STATED PROBLEM:
List every line in this data where the string "name" occurs.
§
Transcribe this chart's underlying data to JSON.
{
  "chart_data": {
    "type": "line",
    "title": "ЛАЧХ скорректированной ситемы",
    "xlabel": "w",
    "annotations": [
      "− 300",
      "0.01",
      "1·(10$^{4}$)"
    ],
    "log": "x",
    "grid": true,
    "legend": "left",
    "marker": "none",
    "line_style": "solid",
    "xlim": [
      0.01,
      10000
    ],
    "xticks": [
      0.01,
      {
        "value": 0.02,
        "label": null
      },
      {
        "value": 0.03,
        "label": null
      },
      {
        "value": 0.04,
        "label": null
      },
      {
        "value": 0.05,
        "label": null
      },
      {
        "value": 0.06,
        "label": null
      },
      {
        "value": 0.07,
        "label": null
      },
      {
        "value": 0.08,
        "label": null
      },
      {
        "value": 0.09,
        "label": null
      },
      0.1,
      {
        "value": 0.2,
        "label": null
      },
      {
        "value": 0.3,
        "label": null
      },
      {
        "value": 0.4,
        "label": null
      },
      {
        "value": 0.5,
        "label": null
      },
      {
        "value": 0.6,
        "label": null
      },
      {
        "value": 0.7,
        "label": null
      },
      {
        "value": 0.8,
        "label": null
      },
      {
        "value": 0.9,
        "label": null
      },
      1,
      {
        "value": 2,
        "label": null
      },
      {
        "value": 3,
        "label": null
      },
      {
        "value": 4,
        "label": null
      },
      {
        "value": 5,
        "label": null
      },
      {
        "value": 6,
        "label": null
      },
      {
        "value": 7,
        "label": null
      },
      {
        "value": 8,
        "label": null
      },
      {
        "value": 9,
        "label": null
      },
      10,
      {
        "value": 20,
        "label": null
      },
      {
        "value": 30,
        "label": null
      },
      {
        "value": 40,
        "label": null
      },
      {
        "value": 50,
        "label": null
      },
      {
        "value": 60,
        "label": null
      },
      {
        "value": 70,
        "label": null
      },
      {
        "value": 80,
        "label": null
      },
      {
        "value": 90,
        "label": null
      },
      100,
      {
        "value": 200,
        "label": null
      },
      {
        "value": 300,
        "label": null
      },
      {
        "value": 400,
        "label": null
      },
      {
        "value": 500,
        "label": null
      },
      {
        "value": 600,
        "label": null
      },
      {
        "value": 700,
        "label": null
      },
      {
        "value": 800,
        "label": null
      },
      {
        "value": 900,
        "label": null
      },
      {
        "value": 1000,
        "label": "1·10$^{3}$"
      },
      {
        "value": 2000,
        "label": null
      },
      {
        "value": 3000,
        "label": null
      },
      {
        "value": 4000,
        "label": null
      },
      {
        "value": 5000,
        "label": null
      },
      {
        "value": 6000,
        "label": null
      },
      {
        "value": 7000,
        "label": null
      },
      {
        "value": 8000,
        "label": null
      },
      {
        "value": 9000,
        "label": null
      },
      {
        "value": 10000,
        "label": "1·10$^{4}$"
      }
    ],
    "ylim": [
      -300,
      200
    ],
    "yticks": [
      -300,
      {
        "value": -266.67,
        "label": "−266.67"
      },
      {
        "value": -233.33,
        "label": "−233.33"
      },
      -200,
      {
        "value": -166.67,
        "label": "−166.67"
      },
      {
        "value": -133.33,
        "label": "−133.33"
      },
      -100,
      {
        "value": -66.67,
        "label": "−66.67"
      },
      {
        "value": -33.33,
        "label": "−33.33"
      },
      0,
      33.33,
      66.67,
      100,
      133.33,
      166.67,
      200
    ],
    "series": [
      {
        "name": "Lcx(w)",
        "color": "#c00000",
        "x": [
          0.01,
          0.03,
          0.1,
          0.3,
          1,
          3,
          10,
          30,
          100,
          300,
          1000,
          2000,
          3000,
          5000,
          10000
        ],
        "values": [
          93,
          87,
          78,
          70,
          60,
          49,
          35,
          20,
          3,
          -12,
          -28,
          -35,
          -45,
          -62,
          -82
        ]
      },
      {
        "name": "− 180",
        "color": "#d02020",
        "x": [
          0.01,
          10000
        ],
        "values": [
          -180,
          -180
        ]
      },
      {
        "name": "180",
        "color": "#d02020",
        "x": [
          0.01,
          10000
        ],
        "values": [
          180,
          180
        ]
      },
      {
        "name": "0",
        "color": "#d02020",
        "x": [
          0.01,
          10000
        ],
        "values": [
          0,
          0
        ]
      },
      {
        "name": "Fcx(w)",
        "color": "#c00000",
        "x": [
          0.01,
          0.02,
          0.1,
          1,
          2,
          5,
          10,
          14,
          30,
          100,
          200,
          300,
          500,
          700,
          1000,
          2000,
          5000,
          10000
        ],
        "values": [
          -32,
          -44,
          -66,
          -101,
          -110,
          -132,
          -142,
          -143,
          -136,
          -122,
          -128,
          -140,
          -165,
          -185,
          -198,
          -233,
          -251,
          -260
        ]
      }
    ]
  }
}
§
RESULT FOR THIS EXERCISE:
        "name": "Lcx(w)",
        "name": "− 180",
        "name": "180",
        "name": "0",
        "name": "Fcx(w)",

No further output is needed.